*Aim of the exercise*:
Without the pictures, reproduce the records that follow exactly.

++++++++++

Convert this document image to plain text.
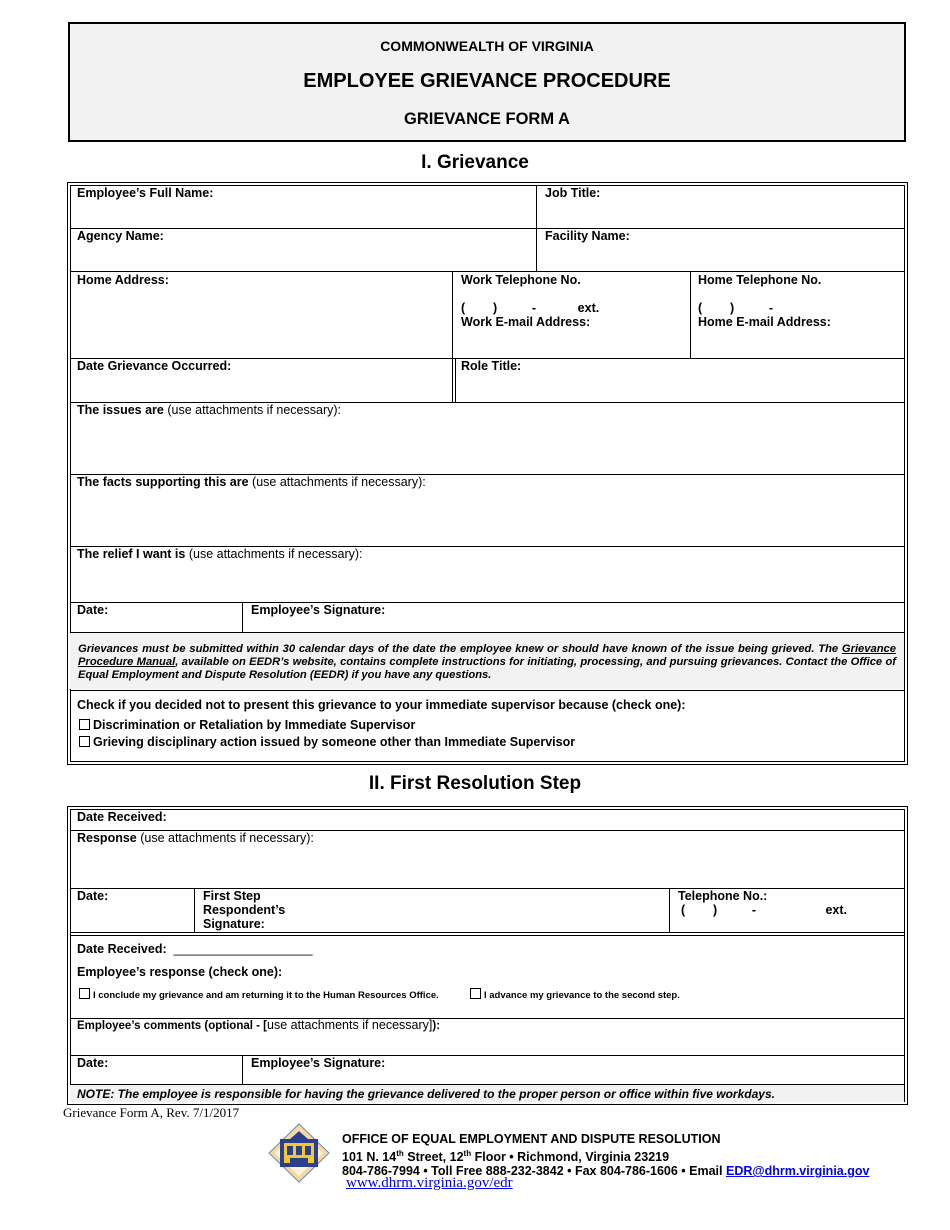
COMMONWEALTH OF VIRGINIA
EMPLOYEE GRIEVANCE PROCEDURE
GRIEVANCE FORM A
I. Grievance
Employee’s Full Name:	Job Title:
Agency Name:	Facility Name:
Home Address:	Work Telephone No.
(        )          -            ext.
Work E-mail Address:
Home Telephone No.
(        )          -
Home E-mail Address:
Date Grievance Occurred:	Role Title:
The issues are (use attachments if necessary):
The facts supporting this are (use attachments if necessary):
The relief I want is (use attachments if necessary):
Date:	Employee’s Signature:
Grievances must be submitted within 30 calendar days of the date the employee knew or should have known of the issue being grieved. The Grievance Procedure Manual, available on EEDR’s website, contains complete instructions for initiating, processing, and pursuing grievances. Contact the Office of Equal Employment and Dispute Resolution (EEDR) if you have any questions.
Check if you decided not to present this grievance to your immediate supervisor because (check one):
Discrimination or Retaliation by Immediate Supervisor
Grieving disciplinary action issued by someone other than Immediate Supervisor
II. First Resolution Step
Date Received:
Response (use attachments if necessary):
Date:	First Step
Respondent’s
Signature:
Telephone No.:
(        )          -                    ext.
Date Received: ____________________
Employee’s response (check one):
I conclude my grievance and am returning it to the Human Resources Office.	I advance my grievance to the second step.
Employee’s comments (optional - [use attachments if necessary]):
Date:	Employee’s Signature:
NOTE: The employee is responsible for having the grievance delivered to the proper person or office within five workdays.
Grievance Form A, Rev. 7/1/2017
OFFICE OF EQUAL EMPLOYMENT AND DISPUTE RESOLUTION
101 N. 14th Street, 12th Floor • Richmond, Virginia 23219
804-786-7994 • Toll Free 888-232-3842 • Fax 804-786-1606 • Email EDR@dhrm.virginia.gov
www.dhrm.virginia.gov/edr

++++++++++

*Final result*:
Convert this document image to plain text.
COMMONWEALTH OF VIRGINIA
EMPLOYEE GRIEVANCE PROCEDURE
GRIEVANCE FORM A
I. Grievance
Employee’s Full Name:	Job Title:
Agency Name:	Facility Name:
Home Address:	Work Telephone No.
(        )          -            ext.
Work E-mail Address:
Home Telephone No.
(        )          -
Home E-mail Address:
Date Grievance Occurred:	Role Title:
The issues are (use attachments if necessary):
The facts supporting this are (use attachments if necessary):
The relief I want is (use attachments if necessary):
Date:	Employee’s Signature:
Grievances must be submitted within 30 calendar days of the date the employee knew or should have known of the issue being grieved. The Grievance Procedure Manual, available on EEDR’s website, contains complete instructions for initiating, processing, and pursuing grievances. Contact the Office of Equal Employment and Dispute Resolution (EEDR) if you have any questions.
Check if you decided not to present this grievance to your immediate supervisor because (check one):
Discrimination or Retaliation by Immediate Supervisor
Grieving disciplinary action issued by someone other than Immediate Supervisor
II. First Resolution Step
Date Received:
Response (use attachments if necessary):
Date:	First Step
Respondent’s
Signature:
Telephone No.:
(        )          -                    ext.
Date Received: ____________________
Employee’s response (check one):
I conclude my grievance and am returning it to the Human Resources Office.	I advance my grievance to the second step.
Employee’s comments (optional - [use attachments if necessary]):
Date:	Employee’s Signature:
NOTE: The employee is responsible for having the grievance delivered to the proper person or office within five workdays.
Grievance Form A, Rev. 7/1/2017
OFFICE OF EQUAL EMPLOYMENT AND DISPUTE RESOLUTION
101 N. 14th Street, 12th Floor • Richmond, Virginia 23219
804-786-7994 • Toll Free 888-232-3842 • Fax 804-786-1606 • Email EDR@dhrm.virginia.gov
www.dhrm.virginia.gov/edr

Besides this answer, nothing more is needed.